Problem details =>
Verbatim output of all the material below is required.

════════

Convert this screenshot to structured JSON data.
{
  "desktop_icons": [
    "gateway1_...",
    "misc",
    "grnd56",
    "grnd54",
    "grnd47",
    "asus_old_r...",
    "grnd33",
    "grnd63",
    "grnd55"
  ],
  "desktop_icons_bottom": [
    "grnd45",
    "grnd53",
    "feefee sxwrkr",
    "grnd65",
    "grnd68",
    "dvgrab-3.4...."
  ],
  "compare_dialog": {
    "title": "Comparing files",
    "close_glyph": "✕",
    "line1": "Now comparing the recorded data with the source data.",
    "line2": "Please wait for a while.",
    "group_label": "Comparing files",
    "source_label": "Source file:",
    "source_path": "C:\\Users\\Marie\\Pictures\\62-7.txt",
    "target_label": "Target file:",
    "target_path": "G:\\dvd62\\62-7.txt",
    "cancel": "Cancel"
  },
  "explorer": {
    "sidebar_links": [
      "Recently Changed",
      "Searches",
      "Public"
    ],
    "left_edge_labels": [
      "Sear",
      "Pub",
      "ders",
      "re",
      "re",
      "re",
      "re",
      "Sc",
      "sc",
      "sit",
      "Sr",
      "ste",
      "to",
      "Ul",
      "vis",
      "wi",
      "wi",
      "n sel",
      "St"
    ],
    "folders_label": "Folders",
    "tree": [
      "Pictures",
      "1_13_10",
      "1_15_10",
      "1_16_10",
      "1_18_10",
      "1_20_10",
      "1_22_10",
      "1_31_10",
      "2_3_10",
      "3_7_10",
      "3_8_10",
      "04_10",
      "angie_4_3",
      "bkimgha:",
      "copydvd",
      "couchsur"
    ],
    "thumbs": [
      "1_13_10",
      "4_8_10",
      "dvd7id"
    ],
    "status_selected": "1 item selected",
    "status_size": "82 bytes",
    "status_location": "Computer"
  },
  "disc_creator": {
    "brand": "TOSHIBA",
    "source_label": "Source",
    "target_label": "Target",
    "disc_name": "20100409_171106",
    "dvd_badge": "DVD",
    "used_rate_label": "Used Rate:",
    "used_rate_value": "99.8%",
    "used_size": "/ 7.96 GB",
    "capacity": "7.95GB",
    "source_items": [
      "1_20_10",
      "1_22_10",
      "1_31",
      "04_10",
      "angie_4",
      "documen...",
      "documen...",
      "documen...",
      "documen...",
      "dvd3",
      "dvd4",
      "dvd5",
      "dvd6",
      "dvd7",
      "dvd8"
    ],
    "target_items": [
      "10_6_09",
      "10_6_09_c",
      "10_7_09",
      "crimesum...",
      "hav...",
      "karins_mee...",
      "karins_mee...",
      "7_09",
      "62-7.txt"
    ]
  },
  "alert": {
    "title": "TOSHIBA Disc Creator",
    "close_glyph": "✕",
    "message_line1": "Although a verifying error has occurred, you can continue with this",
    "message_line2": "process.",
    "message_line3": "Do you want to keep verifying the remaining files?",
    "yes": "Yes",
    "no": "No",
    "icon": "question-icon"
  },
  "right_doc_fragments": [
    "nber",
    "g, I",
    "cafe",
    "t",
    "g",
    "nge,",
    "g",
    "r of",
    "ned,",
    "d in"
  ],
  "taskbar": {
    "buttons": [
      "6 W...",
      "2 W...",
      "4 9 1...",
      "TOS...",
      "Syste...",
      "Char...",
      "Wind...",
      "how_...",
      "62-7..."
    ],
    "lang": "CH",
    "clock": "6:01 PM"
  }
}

════════

Response =>
Convert this screenshot to structured JSON data.
{
  "desktop_icons": [
    "gateway1_...",
    "misc",
    "grnd56",
    "grnd54",
    "grnd47",
    "asus_old_r...",
    "grnd33",
    "grnd63",
    "grnd55"
  ],
  "desktop_icons_bottom": [
    "grnd45",
    "grnd53",
    "feefee sxwrkr",
    "grnd65",
    "grnd68",
    "dvgrab-3.4...."
  ],
  "compare_dialog": {
    "title": "Comparing files",
    "close_glyph": "✕",
    "line1": "Now comparing the recorded data with the source data.",
    "line2": "Please wait for a while.",
    "group_label": "Comparing files",
    "source_label": "Source file:",
    "source_path": "C:\\Users\\Marie\\Pictures\\62-7.txt",
    "target_label": "Target file:",
    "target_path": "G:\\dvd62\\62-7.txt",
    "cancel": "Cancel"
  },
  "explorer": {
    "sidebar_links": [
      "Recently Changed",
      "Searches",
      "Public"
    ],
    "left_edge_labels": [
      "Sear",
      "Pub",
      "ders",
      "re",
      "re",
      "re",
      "re",
      "Sc",
      "sc",
      "sit",
      "Sr",
      "ste",
      "to",
      "Ul",
      "vis",
      "wi",
      "wi",
      "n sel",
      "St"
    ],
    "folders_label": "Folders",
    "tree": [
      "Pictures",
      "1_13_10",
      "1_15_10",
      "1_16_10",
      "1_18_10",
      "1_20_10",
      "1_22_10",
      "1_31_10",
      "2_3_10",
      "3_7_10",
      "3_8_10",
      "04_10",
      "angie_4_3",
      "bkimgha:",
      "copydvd",
      "couchsur"
    ],
    "thumbs": [
      "1_13_10",
      "4_8_10",
      "dvd7id"
    ],
    "status_selected": "1 item selected",
    "status_size": "82 bytes",
    "status_location": "Computer"
  },
  "disc_creator": {
    "brand": "TOSHIBA",
    "source_label": "Source",
    "target_label": "Target",
    "disc_name": "20100409_171106",
    "dvd_badge": "DVD",
    "used_rate_label": "Used Rate:",
    "used_rate_value": "99.8%",
    "used_size": "/ 7.96 GB",
    "capacity": "7.95GB",
    "source_items": [
      "1_20_10",
      "1_22_10",
      "1_31",
      "04_10",
      "angie_4",
      "documen...",
      "documen...",
      "documen...",
      "documen...",
      "dvd3",
      "dvd4",
      "dvd5",
      "dvd6",
      "dvd7",
      "dvd8"
    ],
    "target_items": [
      "10_6_09",
      "10_6_09_c",
      "10_7_09",
      "crimesum...",
      "hav...",
      "karins_mee...",
      "karins_mee...",
      "7_09",
      "62-7.txt"
    ]
  },
  "alert": {
    "title": "TOSHIBA Disc Creator",
    "close_glyph": "✕",
    "message_line1": "Although a verifying error has occurred, you can continue with this",
    "message_line2": "process.",
    "message_line3": "Do you want to keep verifying the remaining files?",
    "yes": "Yes",
    "no": "No",
    "icon": "question-icon"
  },
  "right_doc_fragments": [
    "nber",
    "g, I",
    "cafe",
    "t",
    "g",
    "nge,",
    "g",
    "r of",
    "ned,",
    "d in"
  ],
  "taskbar": {
    "buttons": [
      "6 W...",
      "2 W...",
      "4 9 1...",
      "TOS...",
      "Syste...",
      "Char...",
      "Wind...",
      "how_...",
      "62-7..."
    ],
    "lang": "CH",
    "clock": "6:01 PM"
  }
}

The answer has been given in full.